### Aim of the task
Using the data below, copy each line that includes the word "name".
##### Supplied material
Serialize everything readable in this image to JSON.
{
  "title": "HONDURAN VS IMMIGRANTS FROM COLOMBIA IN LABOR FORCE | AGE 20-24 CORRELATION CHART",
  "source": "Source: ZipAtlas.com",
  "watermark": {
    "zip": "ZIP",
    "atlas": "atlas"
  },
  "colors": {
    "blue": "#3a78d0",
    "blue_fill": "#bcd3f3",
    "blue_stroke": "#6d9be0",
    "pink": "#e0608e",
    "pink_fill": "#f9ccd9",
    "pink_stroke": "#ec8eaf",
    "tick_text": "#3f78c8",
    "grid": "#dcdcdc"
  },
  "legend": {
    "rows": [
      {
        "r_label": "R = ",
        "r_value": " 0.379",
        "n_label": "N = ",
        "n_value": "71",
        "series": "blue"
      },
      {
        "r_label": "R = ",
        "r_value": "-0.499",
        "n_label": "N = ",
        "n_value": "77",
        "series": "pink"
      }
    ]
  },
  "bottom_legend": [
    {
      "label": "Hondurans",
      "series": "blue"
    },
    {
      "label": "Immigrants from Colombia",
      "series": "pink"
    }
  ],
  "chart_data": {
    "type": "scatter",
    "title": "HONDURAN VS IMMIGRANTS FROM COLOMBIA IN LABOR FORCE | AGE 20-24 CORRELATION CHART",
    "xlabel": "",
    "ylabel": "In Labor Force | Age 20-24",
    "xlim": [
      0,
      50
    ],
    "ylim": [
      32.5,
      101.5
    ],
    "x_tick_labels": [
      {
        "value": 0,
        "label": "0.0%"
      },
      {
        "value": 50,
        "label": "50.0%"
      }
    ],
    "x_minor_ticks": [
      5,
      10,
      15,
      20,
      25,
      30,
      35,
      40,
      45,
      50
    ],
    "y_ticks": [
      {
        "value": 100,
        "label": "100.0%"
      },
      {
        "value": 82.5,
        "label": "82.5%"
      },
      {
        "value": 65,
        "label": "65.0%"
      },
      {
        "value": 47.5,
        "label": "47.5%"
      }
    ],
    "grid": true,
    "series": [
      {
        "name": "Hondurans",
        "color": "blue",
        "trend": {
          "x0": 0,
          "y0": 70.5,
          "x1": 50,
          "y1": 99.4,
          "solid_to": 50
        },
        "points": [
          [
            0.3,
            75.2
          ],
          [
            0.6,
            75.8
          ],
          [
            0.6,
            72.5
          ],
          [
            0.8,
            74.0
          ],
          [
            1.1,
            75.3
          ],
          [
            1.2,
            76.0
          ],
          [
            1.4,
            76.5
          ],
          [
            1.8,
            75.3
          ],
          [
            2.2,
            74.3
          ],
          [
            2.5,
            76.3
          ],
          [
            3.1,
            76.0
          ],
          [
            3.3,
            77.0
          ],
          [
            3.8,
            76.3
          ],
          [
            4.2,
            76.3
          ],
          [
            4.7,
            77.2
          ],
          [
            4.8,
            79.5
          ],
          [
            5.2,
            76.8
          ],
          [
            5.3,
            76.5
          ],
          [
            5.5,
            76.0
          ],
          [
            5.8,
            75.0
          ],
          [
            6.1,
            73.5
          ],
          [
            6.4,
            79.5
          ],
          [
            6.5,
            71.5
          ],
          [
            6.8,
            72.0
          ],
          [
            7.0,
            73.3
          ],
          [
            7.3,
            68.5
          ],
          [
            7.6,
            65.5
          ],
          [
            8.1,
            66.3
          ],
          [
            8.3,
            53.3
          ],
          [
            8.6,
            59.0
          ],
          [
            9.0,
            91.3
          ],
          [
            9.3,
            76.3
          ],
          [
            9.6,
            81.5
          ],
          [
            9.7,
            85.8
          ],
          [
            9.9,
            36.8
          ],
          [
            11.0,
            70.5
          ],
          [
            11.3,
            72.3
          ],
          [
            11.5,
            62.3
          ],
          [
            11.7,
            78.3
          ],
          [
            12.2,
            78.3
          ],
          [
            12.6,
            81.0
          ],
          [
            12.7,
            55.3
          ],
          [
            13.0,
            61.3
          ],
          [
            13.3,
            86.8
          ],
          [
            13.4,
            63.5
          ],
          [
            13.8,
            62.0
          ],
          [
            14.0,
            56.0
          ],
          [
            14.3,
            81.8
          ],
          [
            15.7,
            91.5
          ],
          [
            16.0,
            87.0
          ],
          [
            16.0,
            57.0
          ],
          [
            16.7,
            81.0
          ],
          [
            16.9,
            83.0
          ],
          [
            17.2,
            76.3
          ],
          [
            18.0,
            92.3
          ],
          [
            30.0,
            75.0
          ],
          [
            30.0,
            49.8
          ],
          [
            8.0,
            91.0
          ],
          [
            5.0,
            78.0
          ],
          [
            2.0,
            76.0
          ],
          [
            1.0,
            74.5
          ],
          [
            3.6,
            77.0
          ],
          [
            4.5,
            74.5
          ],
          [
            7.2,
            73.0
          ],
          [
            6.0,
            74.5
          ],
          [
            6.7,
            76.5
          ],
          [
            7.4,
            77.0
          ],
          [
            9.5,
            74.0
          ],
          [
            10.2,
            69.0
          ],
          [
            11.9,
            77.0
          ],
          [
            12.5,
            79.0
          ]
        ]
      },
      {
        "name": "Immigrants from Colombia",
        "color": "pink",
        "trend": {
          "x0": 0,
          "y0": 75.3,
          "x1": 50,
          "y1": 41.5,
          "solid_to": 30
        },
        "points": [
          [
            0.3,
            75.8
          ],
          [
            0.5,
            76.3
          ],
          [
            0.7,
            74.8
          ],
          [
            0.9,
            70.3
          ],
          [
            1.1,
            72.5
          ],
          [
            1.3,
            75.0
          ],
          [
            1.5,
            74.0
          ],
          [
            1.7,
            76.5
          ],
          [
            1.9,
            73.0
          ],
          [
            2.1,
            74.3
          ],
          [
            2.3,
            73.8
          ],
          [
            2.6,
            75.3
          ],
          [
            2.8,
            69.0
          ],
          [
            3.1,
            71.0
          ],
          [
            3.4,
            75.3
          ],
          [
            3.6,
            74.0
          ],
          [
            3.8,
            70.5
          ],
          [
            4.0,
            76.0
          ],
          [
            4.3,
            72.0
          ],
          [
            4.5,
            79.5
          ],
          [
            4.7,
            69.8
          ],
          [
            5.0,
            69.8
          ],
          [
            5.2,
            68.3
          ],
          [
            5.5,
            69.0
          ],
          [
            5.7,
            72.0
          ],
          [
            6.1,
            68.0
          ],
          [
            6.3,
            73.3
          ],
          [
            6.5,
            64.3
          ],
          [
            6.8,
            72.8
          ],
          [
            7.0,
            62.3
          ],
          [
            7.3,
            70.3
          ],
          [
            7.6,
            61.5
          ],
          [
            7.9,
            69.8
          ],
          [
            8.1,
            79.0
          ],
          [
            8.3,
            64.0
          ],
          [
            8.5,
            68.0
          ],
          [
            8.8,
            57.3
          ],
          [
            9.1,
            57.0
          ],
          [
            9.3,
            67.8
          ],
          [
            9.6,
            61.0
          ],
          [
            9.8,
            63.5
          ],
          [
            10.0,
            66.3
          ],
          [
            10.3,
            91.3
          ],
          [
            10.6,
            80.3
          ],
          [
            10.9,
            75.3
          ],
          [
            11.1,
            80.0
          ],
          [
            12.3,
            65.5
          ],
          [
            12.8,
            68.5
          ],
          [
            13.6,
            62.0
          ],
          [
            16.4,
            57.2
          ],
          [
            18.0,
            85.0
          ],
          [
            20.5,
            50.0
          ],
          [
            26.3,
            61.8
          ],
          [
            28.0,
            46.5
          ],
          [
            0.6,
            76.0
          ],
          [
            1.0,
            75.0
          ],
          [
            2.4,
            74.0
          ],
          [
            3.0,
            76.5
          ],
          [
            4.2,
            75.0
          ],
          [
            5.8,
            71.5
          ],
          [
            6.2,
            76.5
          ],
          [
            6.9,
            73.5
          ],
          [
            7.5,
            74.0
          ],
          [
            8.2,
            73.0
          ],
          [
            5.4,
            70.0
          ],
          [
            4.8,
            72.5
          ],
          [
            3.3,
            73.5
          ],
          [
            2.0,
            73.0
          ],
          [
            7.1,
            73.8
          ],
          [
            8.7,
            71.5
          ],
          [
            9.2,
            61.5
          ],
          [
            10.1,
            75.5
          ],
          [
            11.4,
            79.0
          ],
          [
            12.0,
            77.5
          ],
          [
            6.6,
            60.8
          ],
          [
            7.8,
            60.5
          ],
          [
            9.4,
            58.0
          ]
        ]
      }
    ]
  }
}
##########
### Reply
        "name": "Hondurans",
        "name": "Immigrants from Colombia",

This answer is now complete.